When buying a home in Spain, many buyers opt to take out a Spanish mortgage rather than paying for the property outright. Mortgages in Spain make a lot of sense, as they not only help manage currency risk but also increase your available budget, allowing you to target a higher property price and secure a better home or investment opportunity.
At Fluent Finance Abroad, we have been arranging Spanish mortgages for clients across the UK and beyond for almost 20 years. Here are the 10 most compelling arguments for getting a mortgage to buy in Spain.
1. Take Advantage of Competitive Interest Rates
As of May 2026, the 12-month Euribor sits at approximately 2.8%, down significantly from its 2023 peak. Most Spanish lenders price variable-rate mortgages at Euribor plus a margin, with many competitive offers currently in the 2.5 to 4.5% range. Our clients are using these rates to maximise their cash and free up liquidity for other important purposes or investments. Long-term fixed-rate mortgages are now common, and many customers choose low-rate fixed-interest mortgages to make sure the monthly payments do not increase wildly.
2. Protect Against Currency Fluctuations
If your liquid funds are in a currency other than the Euro, you could fund part of the purchase by getting a Euro Mortgage – also known as a Euro-denominated mortgage. Instead of transferring all your funds into euros, you can keep some in your home currency. This will offset any currency fluctuations when sending funds to Spain to cover the deposit and costs.

________________________

▶ [GIVEN PROBLEM 1]
In the Spanish mortgage text, rewrite the passage starting at "At Fluent Finance" and ending at "buy in Spain.", changing "compelling" to "persuasive".
The Spanish mortgage text has no connection to the entries that follow it.

▶ [EXERCISE MATERIALS]

________________________

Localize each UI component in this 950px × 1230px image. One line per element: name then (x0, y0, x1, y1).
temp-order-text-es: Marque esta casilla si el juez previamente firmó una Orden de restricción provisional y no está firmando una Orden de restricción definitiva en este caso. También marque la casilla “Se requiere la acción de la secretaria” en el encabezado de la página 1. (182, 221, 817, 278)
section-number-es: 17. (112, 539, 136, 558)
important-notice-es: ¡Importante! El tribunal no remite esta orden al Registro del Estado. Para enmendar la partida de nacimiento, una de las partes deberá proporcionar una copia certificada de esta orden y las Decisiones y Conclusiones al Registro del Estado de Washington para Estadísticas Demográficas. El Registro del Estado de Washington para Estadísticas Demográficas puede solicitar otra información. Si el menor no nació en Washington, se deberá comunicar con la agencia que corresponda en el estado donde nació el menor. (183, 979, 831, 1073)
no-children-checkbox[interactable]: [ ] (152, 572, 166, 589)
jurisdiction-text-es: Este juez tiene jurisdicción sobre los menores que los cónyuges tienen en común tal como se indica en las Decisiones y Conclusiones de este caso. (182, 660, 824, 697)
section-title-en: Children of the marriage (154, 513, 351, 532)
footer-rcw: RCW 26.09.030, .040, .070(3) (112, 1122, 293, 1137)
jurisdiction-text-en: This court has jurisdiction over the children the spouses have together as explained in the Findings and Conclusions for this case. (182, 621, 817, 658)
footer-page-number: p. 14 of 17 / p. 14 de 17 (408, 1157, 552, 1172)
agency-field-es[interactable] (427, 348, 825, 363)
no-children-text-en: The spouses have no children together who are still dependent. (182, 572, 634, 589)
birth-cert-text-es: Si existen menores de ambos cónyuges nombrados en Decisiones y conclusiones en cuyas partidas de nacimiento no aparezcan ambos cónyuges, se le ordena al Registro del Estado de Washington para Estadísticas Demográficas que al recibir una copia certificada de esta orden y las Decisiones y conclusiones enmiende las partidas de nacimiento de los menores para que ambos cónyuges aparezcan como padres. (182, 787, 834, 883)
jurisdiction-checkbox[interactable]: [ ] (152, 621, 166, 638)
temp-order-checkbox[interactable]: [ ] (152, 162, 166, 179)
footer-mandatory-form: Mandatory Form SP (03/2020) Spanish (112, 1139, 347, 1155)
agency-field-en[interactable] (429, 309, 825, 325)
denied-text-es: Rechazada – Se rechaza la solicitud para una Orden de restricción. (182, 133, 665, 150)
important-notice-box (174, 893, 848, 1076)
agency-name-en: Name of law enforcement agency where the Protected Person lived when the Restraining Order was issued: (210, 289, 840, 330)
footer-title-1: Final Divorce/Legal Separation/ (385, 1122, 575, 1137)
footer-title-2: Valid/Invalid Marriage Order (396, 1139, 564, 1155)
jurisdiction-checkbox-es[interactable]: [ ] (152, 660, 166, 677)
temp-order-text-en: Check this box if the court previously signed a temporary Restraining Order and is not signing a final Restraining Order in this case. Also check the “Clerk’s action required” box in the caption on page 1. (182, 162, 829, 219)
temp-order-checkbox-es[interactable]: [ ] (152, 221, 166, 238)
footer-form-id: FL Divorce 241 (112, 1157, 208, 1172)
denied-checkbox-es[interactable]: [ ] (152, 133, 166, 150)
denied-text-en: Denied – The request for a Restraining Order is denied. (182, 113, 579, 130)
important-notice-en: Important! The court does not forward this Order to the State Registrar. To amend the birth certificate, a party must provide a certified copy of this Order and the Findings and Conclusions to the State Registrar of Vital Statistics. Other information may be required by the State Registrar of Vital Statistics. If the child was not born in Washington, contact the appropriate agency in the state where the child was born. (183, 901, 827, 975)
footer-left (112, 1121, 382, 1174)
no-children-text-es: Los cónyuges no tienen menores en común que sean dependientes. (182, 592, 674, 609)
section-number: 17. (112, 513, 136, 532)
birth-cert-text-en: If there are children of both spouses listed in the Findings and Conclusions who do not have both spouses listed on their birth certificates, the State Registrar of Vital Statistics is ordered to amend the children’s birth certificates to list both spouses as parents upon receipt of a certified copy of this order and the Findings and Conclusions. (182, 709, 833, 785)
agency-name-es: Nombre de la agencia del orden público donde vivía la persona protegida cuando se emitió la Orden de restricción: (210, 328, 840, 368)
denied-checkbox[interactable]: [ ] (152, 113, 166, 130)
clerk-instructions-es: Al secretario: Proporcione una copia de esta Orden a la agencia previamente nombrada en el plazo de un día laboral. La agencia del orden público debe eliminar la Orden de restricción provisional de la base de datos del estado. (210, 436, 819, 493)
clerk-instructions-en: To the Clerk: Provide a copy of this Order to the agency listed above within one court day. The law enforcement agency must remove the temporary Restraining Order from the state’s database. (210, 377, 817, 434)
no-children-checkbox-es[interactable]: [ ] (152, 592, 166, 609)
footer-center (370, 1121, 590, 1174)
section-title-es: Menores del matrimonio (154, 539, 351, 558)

________________________

▶ [GIVEN PROBLEM 2]
Format the entries as a numbered list, starting at the first line of the entries and ending at the line containing "section-number-es: 17. (112, 539, 136, 558)", and leave out any blank lines.

▶ [FINISHED ANSWER 1]
At Fluent Finance Abroad, we have been arranging Spanish mortgages for clients across the UK and beyond for almost 20 years. Here are the 10 most persuasive arguments for getting a mortgage to buy in Spain.

▶ [FINISHED ANSWER 2]
1. Localize each UI component in this 950px × 1230px image. One line per element: name then (x0, y0, x1, y1).
2. temp-order-text-es: Marque esta casilla si el juez previamente firmó una Orden de restricción provisional y no está firmando una Orden de restricción definitiva en este caso. También marque la casilla “Se requiere la acción de la secretaria” en el encabezado de la página 1. (182, 221, 817, 278)
3. section-number-es: 17. (112, 539, 136, 558)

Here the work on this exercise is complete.